*** Provided material ***

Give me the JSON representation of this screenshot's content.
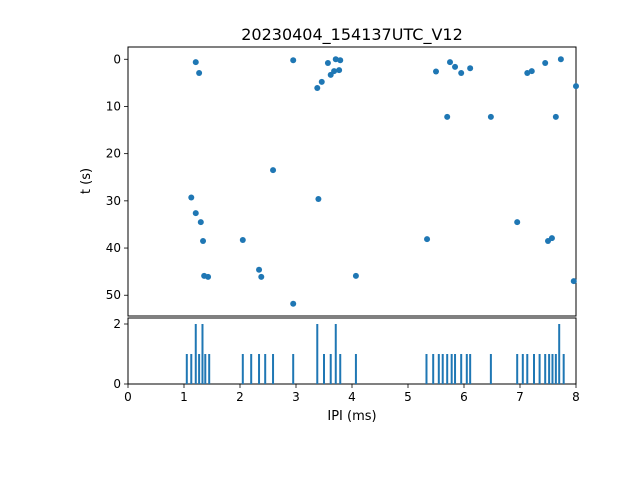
{
  "figure": {
    "accent_color": "#1f77b4",
    "background": "#ffffff",
    "spine_color": "#000000"
  },
  "chart_data": [
    {
      "type": "scatter",
      "title": "20230404_154137UTC_V12",
      "xlabel": "",
      "ylabel": "t (s)",
      "xlim": [
        0,
        8
      ],
      "ylim": [
        -2.6,
        54.4
      ],
      "y_inverted": true,
      "yticks": [
        0,
        10,
        20,
        30,
        40,
        50
      ],
      "marker_color": "#1f77b4",
      "points": [
        [
          1.21,
          0.6
        ],
        [
          1.27,
          2.9
        ],
        [
          1.13,
          29.3
        ],
        [
          1.21,
          32.6
        ],
        [
          1.3,
          34.5
        ],
        [
          1.34,
          38.5
        ],
        [
          1.36,
          45.9
        ],
        [
          1.43,
          46.1
        ],
        [
          2.05,
          38.3
        ],
        [
          2.34,
          44.6
        ],
        [
          2.38,
          46.1
        ],
        [
          2.59,
          23.5
        ],
        [
          2.95,
          0.2
        ],
        [
          2.95,
          51.8
        ],
        [
          3.38,
          6.1
        ],
        [
          3.46,
          4.8
        ],
        [
          3.4,
          29.6
        ],
        [
          3.57,
          0.8
        ],
        [
          3.62,
          3.3
        ],
        [
          3.68,
          2.5
        ],
        [
          3.71,
          0.0
        ],
        [
          3.77,
          2.3
        ],
        [
          3.79,
          0.2
        ],
        [
          4.07,
          45.9
        ],
        [
          5.34,
          38.1
        ],
        [
          5.5,
          2.6
        ],
        [
          5.7,
          12.2
        ],
        [
          5.75,
          0.6
        ],
        [
          5.84,
          1.6
        ],
        [
          5.95,
          2.9
        ],
        [
          6.11,
          1.9
        ],
        [
          6.48,
          12.2
        ],
        [
          6.95,
          34.5
        ],
        [
          7.13,
          2.9
        ],
        [
          7.21,
          2.5
        ],
        [
          7.45,
          0.8
        ],
        [
          7.5,
          38.5
        ],
        [
          7.57,
          37.9
        ],
        [
          7.64,
          12.2
        ],
        [
          7.73,
          0.0
        ],
        [
          7.96,
          47.0
        ],
        [
          8.0,
          5.7
        ]
      ]
    },
    {
      "type": "bar",
      "title": "",
      "xlabel": "IPI (ms)",
      "ylabel": "",
      "xlim": [
        0,
        8
      ],
      "ylim": [
        0,
        2.2
      ],
      "xticks": [
        0,
        1,
        2,
        3,
        4,
        5,
        6,
        7,
        8
      ],
      "yticks": [
        0,
        2
      ],
      "bar_color": "#1f77b4",
      "bars": [
        [
          1.05,
          1
        ],
        [
          1.13,
          1
        ],
        [
          1.21,
          2
        ],
        [
          1.27,
          1
        ],
        [
          1.33,
          2
        ],
        [
          1.38,
          1
        ],
        [
          1.45,
          1
        ],
        [
          2.05,
          1
        ],
        [
          2.2,
          1
        ],
        [
          2.34,
          1
        ],
        [
          2.45,
          1
        ],
        [
          2.59,
          1
        ],
        [
          2.95,
          1
        ],
        [
          3.38,
          2
        ],
        [
          3.5,
          1
        ],
        [
          3.62,
          1
        ],
        [
          3.71,
          2
        ],
        [
          3.79,
          1
        ],
        [
          4.07,
          1
        ],
        [
          5.33,
          1
        ],
        [
          5.45,
          1
        ],
        [
          5.55,
          1
        ],
        [
          5.62,
          1
        ],
        [
          5.7,
          1
        ],
        [
          5.78,
          1
        ],
        [
          5.84,
          1
        ],
        [
          5.95,
          1
        ],
        [
          6.05,
          1
        ],
        [
          6.11,
          1
        ],
        [
          6.48,
          1
        ],
        [
          6.95,
          1
        ],
        [
          7.05,
          1
        ],
        [
          7.13,
          1
        ],
        [
          7.25,
          1
        ],
        [
          7.35,
          1
        ],
        [
          7.45,
          1
        ],
        [
          7.52,
          1
        ],
        [
          7.58,
          1
        ],
        [
          7.64,
          1
        ],
        [
          7.7,
          2
        ],
        [
          7.78,
          1
        ]
      ]
    }
  ]
}
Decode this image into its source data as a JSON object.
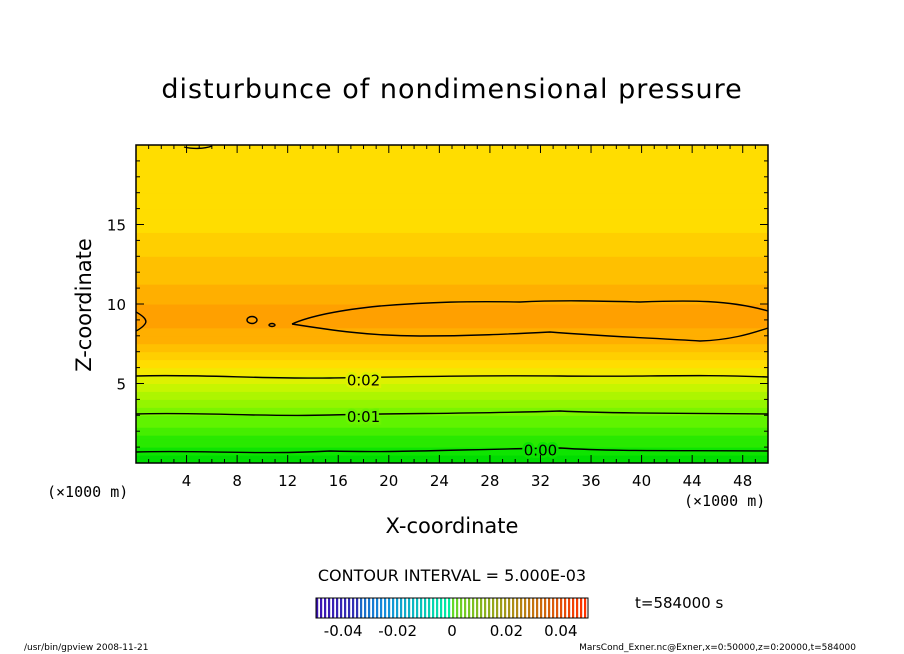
{
  "chart_data": {
    "type": "heatmap",
    "title": "disturbunce of nondimensional pressure",
    "xlabel": "X-coordinate",
    "ylabel": "Z-coordinate",
    "x_unit": "(×1000 m)",
    "y_unit": "(×1000 m)",
    "xlim": [
      0,
      50
    ],
    "ylim": [
      0,
      20
    ],
    "x_ticks": [
      4,
      8,
      12,
      16,
      20,
      24,
      28,
      32,
      36,
      40,
      44,
      48
    ],
    "y_ticks": [
      5,
      10,
      15
    ],
    "z_profile": {
      "z": [
        0,
        1,
        2,
        3,
        4,
        5,
        6,
        7,
        8,
        9,
        10,
        11,
        12,
        13,
        14,
        15,
        16,
        17,
        18,
        19,
        20
      ],
      "value": [
        -0.002,
        0.002,
        0.006,
        0.01,
        0.015,
        0.02,
        0.025,
        0.03,
        0.034,
        0.036,
        0.035,
        0.033,
        0.031,
        0.03,
        0.028,
        0.027,
        0.026,
        0.025,
        0.025,
        0.025,
        0.025
      ]
    },
    "contour_labels": [
      {
        "text": "0.02",
        "x": 18,
        "z": 5.2
      },
      {
        "text": "0.01",
        "x": 18,
        "z": 2.9
      },
      {
        "text": "0.00",
        "x": 32,
        "z": 0.8
      }
    ],
    "contour_interval": "CONTOUR INTERVAL = 5.000E-03",
    "colorbar": {
      "range": [
        -0.05,
        0.05
      ],
      "tick_labels": [
        "-0.04",
        "-0.02",
        "0",
        "0.02",
        "0.04"
      ]
    },
    "time_label": "t=584000 s"
  },
  "footer": {
    "left": "/usr/bin/gpview   2008-11-21",
    "right": "MarsCond_Exner.nc@Exner,x=0:50000,z=0:20000,t=584000"
  },
  "colors": {
    "background": "#ffffff",
    "low": "#00e000",
    "mid": "#ffe000",
    "high": "#ff9a00"
  }
}
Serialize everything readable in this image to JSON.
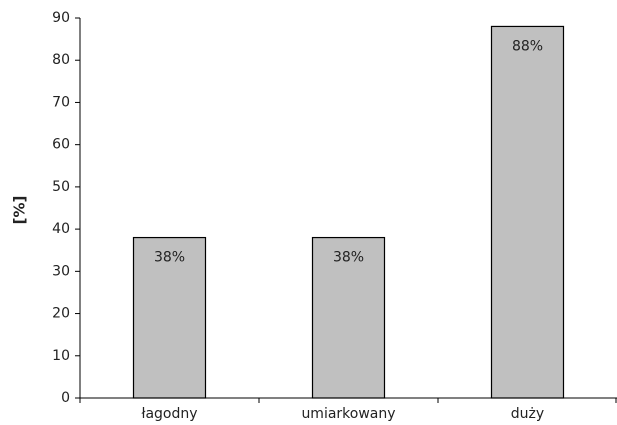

***

| Task goal |
Restate each of the entries above word for word and skip every image.

| Task response |
Give me the JSON representation of this screenshot's content.
{
  "figure": {
    "accent_color": "#1f77b4",
    "background": "#ffffff",
    "spine_color": "#000000"
  },
  "chart_data": [
    {
      "type": "scatter",
      "title": "20230404_154137UTC_V12",
      "xlabel": "",
      "ylabel": "t (s)",
      "xlim": [
        0,
        8
      ],
      "ylim": [
        -2.6,
        54.4
      ],
      "y_inverted": true,
      "yticks": [
        0,
        10,
        20,
        30,
        40,
        50
      ],
      "marker_color": "#1f77b4",
      "points": [
        [
          1.21,
          0.6
        ],
        [
          1.27,
          2.9
        ],
        [
          1.13,
          29.3
        ],
        [
          1.21,
          32.6
        ],
        [
          1.3,
          34.5
        ],
        [
          1.34,
          38.5
        ],
        [
          1.36,
          45.9
        ],
        [
          1.43,
          46.1
        ],
        [
          2.05,
          38.3
        ],
        [
          2.34,
          44.6
        ],
        [
          2.38,
          46.1
        ],
        [
          2.59,
          23.5
        ],
        [
          2.95,
          0.2
        ],
        [
          2.95,
          51.8
        ],
        [
          3.38,
          6.1
        ],
        [
          3.46,
          4.8
        ],
        [
          3.4,
          29.6
        ],
        [
          3.57,
          0.8
        ],
        [
          3.62,
          3.3
        ],
        [
          3.68,
          2.5
        ],
        [
          3.71,
          0.0
        ],
        [
          3.77,
          2.3
        ],
        [
          3.79,
          0.2
        ],
        [
          4.07,
          45.9
        ],
        [
          5.34,
          38.1
        ],
        [
          5.5,
          2.6
        ],
        [
          5.7,
          12.2
        ],
        [
          5.75,
          0.6
        ],
        [
          5.84,
          1.6
        ],
        [
          5.95,
          2.9
        ],
        [
          6.11,
          1.9
        ],
        [
          6.48,
          12.2
        ],
        [
          6.95,
          34.5
        ],
        [
          7.13,
          2.9
        ],
        [
          7.21,
          2.5
        ],
        [
          7.45,
          0.8
        ],
        [
          7.5,
          38.5
        ],
        [
          7.57,
          37.9
        ],
        [
          7.64,
          12.2
        ],
        [
          7.73,
          0.0
        ],
        [
          7.96,
          47.0
        ],
        [
          8.0,
          5.7
        ]
      ]
    },
    {
      "type": "bar",
      "title": "",
      "xlabel": "IPI (ms)",
      "ylabel": "",
      "xlim": [
        0,
        8
      ],
      "ylim": [
        0,
        2.2
      ],
      "xticks": [
        0,
        1,
        2,
        3,
        4,
        5,
        6,
        7,
        8
      ],
      "yticks": [
        0,
        2
      ],
      "bar_color": "#1f77b4",
      "bars": [
        [
          1.05,
          1
        ],
        [
          1.13,
          1
        ],
        [
          1.21,
          2
        ],
        [
          1.27,
          1
        ],
        [
          1.33,
          2
        ],
        [
          1.38,
          1
        ],
        [
          1.45,
          1
        ],
        [
          2.05,
          1
        ],
        [
          2.2,
          1
        ],
        [
          2.34,
          1
        ],
        [
          2.45,
          1
        ],
        [
          2.59,
          1
        ],
        [
          2.95,
          1
        ],
        [
          3.38,
          2
        ],
        [
          3.5,
          1
        ],
        [
          3.62,
          1
        ],
        [
          3.71,
          2
        ],
        [
          3.79,
          1
        ],
        [
          4.07,
          1
        ],
        [
          5.33,
          1
        ],
        [
          5.45,
          1
        ],
        [
          5.55,
          1
        ],
        [
          5.62,
          1
        ],
        [
          5.7,
          1
        ],
        [
          5.78,
          1
        ],
        [
          5.84,
          1
        ],
        [
          5.95,
          1
        ],
        [
          6.05,
          1
        ],
        [
          6.11,
          1
        ],
        [
          6.48,
          1
        ],
        [
          6.95,
          1
        ],
        [
          7.05,
          1
        ],
        [
          7.13,
          1
        ],
        [
          7.25,
          1
        ],
        [
          7.35,
          1
        ],
        [
          7.45,
          1
        ],
        [
          7.52,
          1
        ],
        [
          7.58,
          1
        ],
        [
          7.64,
          1
        ],
        [
          7.7,
          2
        ],
        [
          7.78,
          1
        ]
      ]
    }
  ]
}
Decode this image into its source data as a JSON object.
{
  "chart_data": {
    "type": "heatmap",
    "title": "disturbunce of nondimensional pressure",
    "xlabel": "X-coordinate",
    "ylabel": "Z-coordinate",
    "x_unit": "(×1000 m)",
    "y_unit": "(×1000 m)",
    "xlim": [
      0,
      50
    ],
    "ylim": [
      0,
      20
    ],
    "x_ticks": [
      4,
      8,
      12,
      16,
      20,
      24,
      28,
      32,
      36,
      40,
      44,
      48
    ],
    "y_ticks": [
      5,
      10,
      15
    ],
    "z_profile": {
      "z": [
        0,
        1,
        2,
        3,
        4,
        5,
        6,
        7,
        8,
        9,
        10,
        11,
        12,
        13,
        14,
        15,
        16,
        17,
        18,
        19,
        20
      ],
      "value": [
        -0.002,
        0.002,
        0.006,
        0.01,
        0.015,
        0.02,
        0.025,
        0.03,
        0.034,
        0.036,
        0.035,
        0.033,
        0.031,
        0.03,
        0.028,
        0.027,
        0.026,
        0.025,
        0.025,
        0.025,
        0.025
      ]
    },
    "contour_labels": [
      {
        "text": "0.02",
        "x": 18,
        "z": 5.2
      },
      {
        "text": "0.01",
        "x": 18,
        "z": 2.9
      },
      {
        "text": "0.00",
        "x": 32,
        "z": 0.8
      }
    ],
    "contour_interval": "CONTOUR INTERVAL = 5.000E-03",
    "colorbar": {
      "range": [
        -0.05,
        0.05
      ],
      "tick_labels": [
        "-0.04",
        "-0.02",
        "0",
        "0.02",
        "0.04"
      ]
    },
    "time_label": "t=584000 s"
  },
  "footer": {
    "left": "/usr/bin/gpview   2008-11-21",
    "right": "MarsCond_Exner.nc@Exner,x=0:50000,z=0:20000,t=584000"
  },
  "colors": {
    "background": "#ffffff",
    "low": "#00e000",
    "mid": "#ffe000",
    "high": "#ff9a00"
  }
}
Serialize everything readable in this image to JSON.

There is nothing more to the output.